Extracted material =
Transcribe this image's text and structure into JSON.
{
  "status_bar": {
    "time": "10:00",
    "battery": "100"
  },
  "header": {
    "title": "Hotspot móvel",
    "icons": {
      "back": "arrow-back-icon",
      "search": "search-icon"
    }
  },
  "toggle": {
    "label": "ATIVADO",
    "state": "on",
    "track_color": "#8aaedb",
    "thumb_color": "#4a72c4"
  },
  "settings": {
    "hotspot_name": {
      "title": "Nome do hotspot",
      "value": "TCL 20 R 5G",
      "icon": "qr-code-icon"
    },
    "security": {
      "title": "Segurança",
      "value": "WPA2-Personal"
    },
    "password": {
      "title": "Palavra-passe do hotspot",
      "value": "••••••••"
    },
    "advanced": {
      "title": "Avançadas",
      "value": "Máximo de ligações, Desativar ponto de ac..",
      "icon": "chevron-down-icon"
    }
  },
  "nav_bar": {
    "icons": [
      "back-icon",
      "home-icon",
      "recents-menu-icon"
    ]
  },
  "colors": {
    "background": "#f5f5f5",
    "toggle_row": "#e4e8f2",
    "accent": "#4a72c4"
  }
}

What the exercise asks =
Copy each line above that contains the string "title".

Task output =
    "title": "Hotspot móvel",
      "title": "Nome do hotspot",
      "title": "Segurança",
      "title": "Palavra-passe do hotspot",
      "title": "Avançadas",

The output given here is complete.